[Records]

[start]

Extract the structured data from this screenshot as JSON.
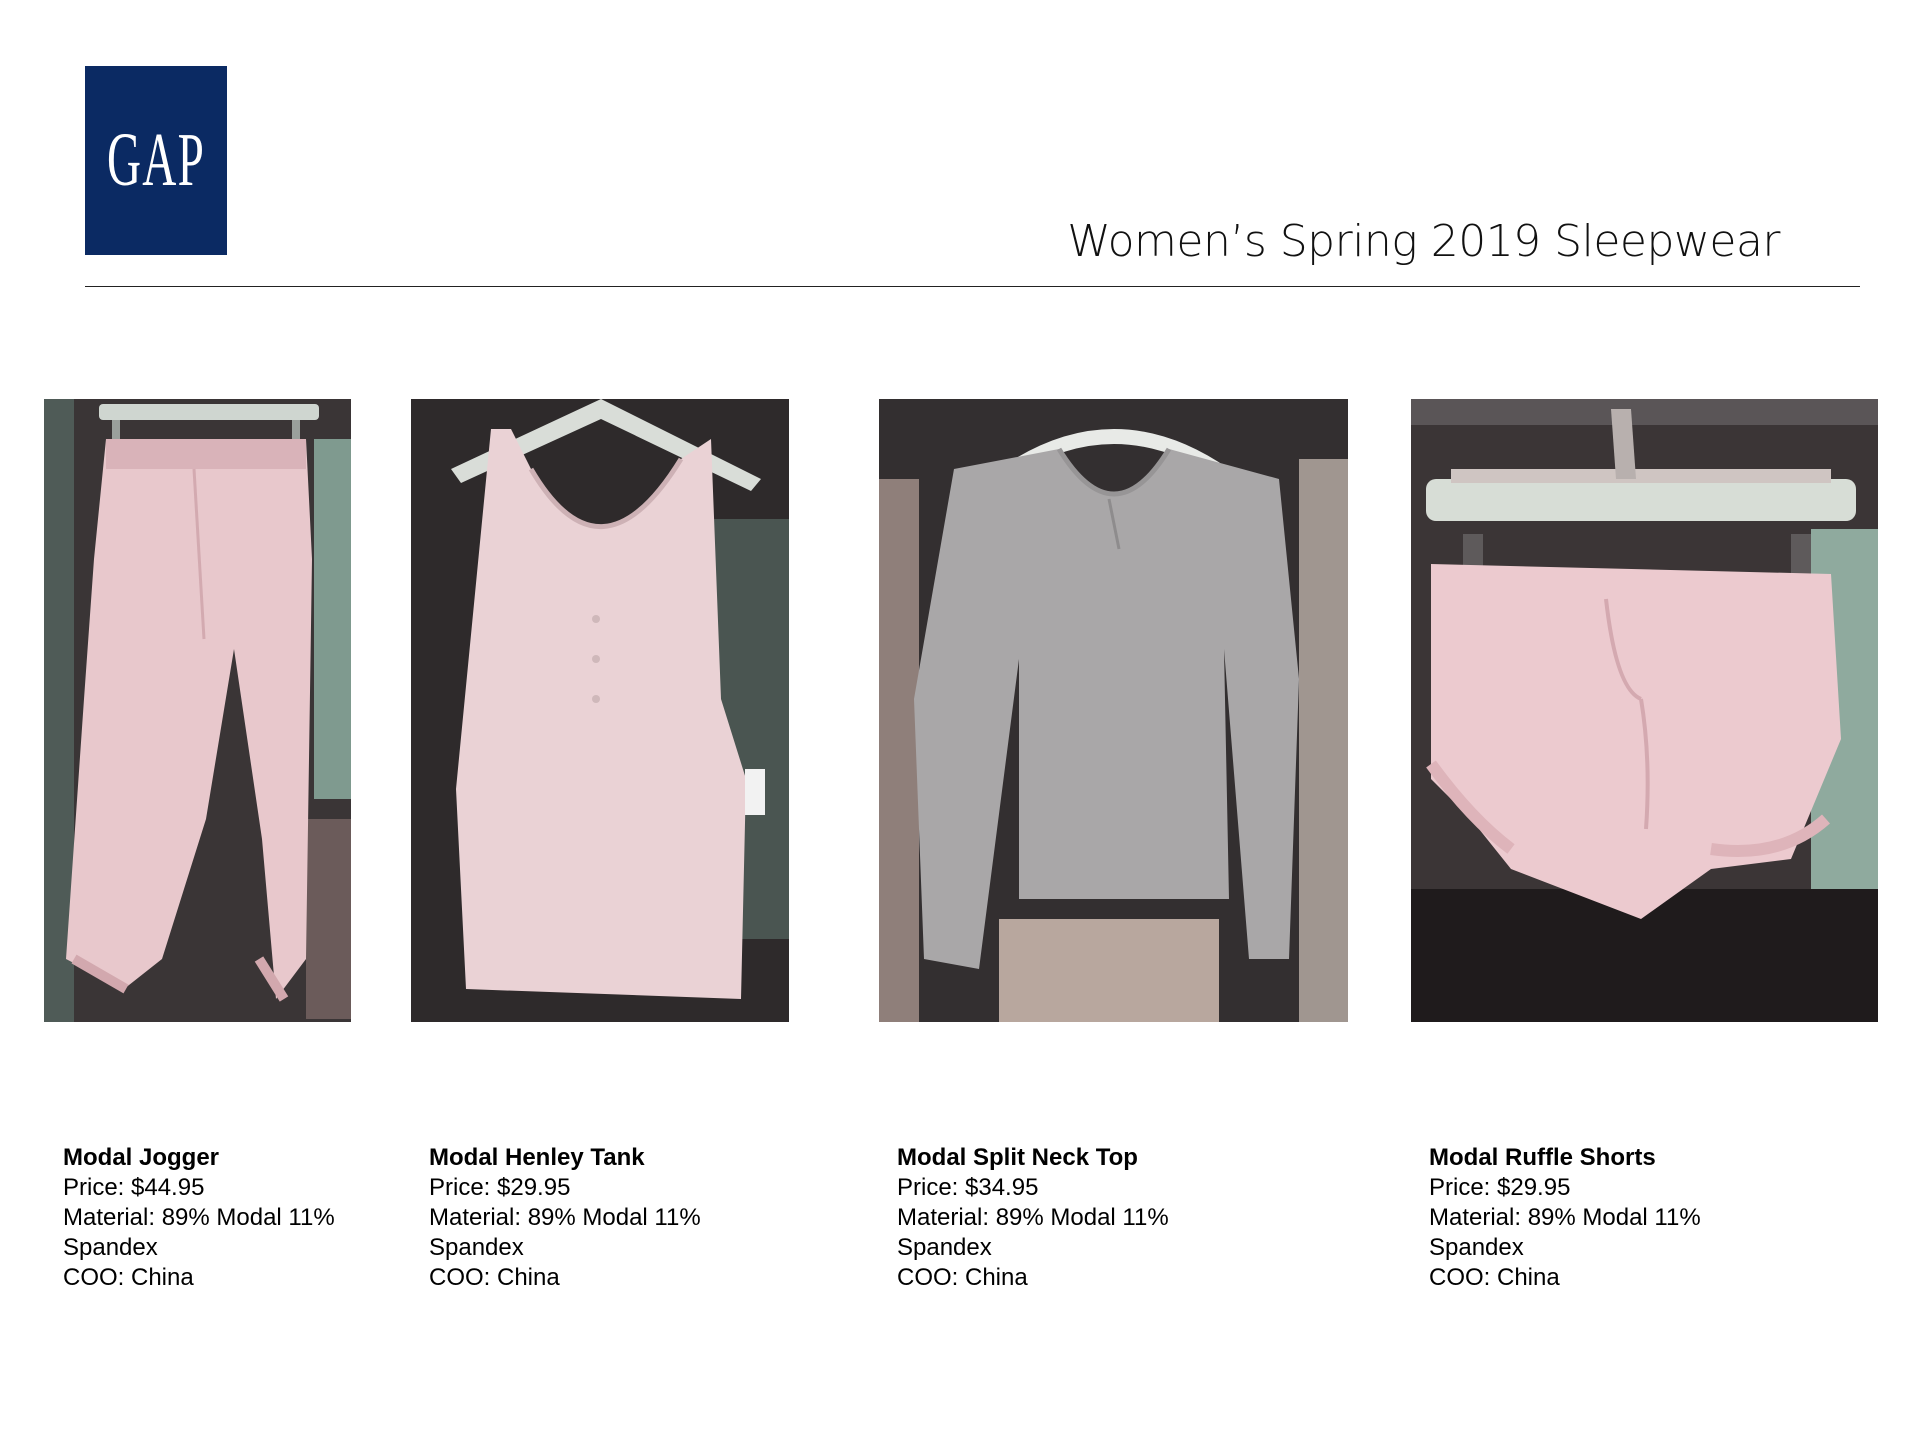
{
  "brand": {
    "logo_text": "GAP",
    "logo_color": "#0b2a63"
  },
  "title": "Women’s Spring 2019 Sleepwear",
  "products": [
    {
      "name": "Modal Jogger",
      "price": "Price: $44.95",
      "material_1": "Material: 89% Modal 11%",
      "material_2": "Spandex",
      "coo": "COO: China",
      "garment_color": "#e9c9cd"
    },
    {
      "name": "Modal Henley Tank",
      "price": "Price: $29.95",
      "material_1": "Material: 89% Modal 11%",
      "material_2": "Spandex",
      "coo": "COO: China",
      "garment_color": "#ead3d6"
    },
    {
      "name": "Modal Split Neck Top",
      "price": "Price: $34.95",
      "material_1": "Material: 89% Modal 11%",
      "material_2": "Spandex",
      "coo": "COO: China",
      "garment_color": "#a8a6a7"
    },
    {
      "name": "Modal Ruffle Shorts",
      "price": "Price: $29.95",
      "material_1": "Material: 89% Modal 11%",
      "material_2": "Spandex",
      "coo": "COO: China",
      "garment_color": "#ecc9cd"
    }
  ]
}
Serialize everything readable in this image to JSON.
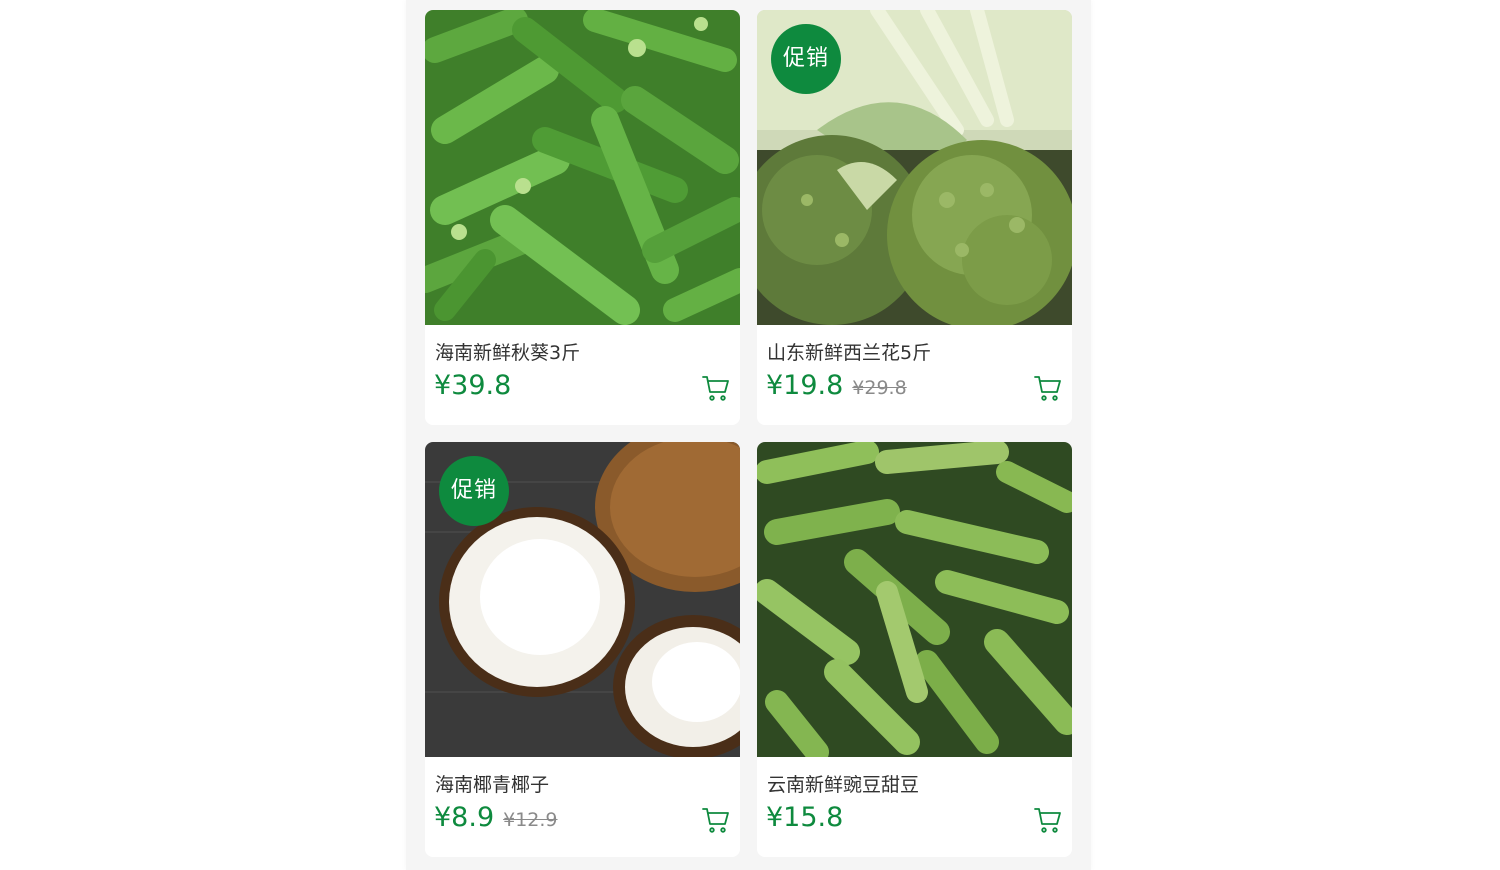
{
  "colors": {
    "accent": "#0e8a3e",
    "old_price": "#8a8a8a",
    "page_bg": "#f5f5f5"
  },
  "products": [
    {
      "name": "海南新鲜秋葵3斤",
      "price": "¥39.8",
      "old_price": "",
      "badge": "",
      "image": "okra-photo"
    },
    {
      "name": "山东新鲜西兰花5斤",
      "price": "¥19.8",
      "old_price": "¥29.8",
      "badge": "促销",
      "image": "broccoli-photo"
    },
    {
      "name": "海南椰青椰子",
      "price": "¥8.9",
      "old_price": "¥12.9",
      "badge": "促销",
      "image": "coconut-photo"
    },
    {
      "name": "云南新鲜豌豆甜豆",
      "price": "¥15.8",
      "old_price": "",
      "badge": "",
      "image": "peas-photo"
    }
  ],
  "icons": {
    "cart": "shopping-cart-icon"
  }
}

[end]

Reproduce every entry word for word, but skip any pictures.

Extract the structured data from this screenshot as JSON.
{
  "brand": {
    "logo_text": "GAP",
    "logo_color": "#0b2a63"
  },
  "title": "Women’s Spring 2019 Sleepwear",
  "products": [
    {
      "name": "Modal Jogger",
      "price": "Price: $44.95",
      "material_1": "Material: 89% Modal 11%",
      "material_2": "Spandex",
      "coo": "COO: China",
      "garment_color": "#e9c9cd"
    },
    {
      "name": "Modal Henley Tank",
      "price": "Price: $29.95",
      "material_1": "Material: 89% Modal 11%",
      "material_2": "Spandex",
      "coo": "COO: China",
      "garment_color": "#ead3d6"
    },
    {
      "name": "Modal Split Neck Top",
      "price": "Price: $34.95",
      "material_1": "Material: 89% Modal 11%",
      "material_2": "Spandex",
      "coo": "COO: China",
      "garment_color": "#a8a6a7"
    },
    {
      "name": "Modal Ruffle Shorts",
      "price": "Price: $29.95",
      "material_1": "Material: 89% Modal 11%",
      "material_2": "Spandex",
      "coo": "COO: China",
      "garment_color": "#ecc9cd"
    }
  ]
}
Serialize everything readable in this image to JSON.
{
  "colors": {
    "accent": "#0e8a3e",
    "old_price": "#8a8a8a",
    "page_bg": "#f5f5f5"
  },
  "products": [
    {
      "name": "海南新鲜秋葵3斤",
      "price": "¥39.8",
      "old_price": "",
      "badge": "",
      "image": "okra-photo"
    },
    {
      "name": "山东新鲜西兰花5斤",
      "price": "¥19.8",
      "old_price": "¥29.8",
      "badge": "促销",
      "image": "broccoli-photo"
    },
    {
      "name": "海南椰青椰子",
      "price": "¥8.9",
      "old_price": "¥12.9",
      "badge": "促销",
      "image": "coconut-photo"
    },
    {
      "name": "云南新鲜豌豆甜豆",
      "price": "¥15.8",
      "old_price": "",
      "badge": "",
      "image": "peas-photo"
    }
  ],
  "icons": {
    "cart": "shopping-cart-icon"
  }
}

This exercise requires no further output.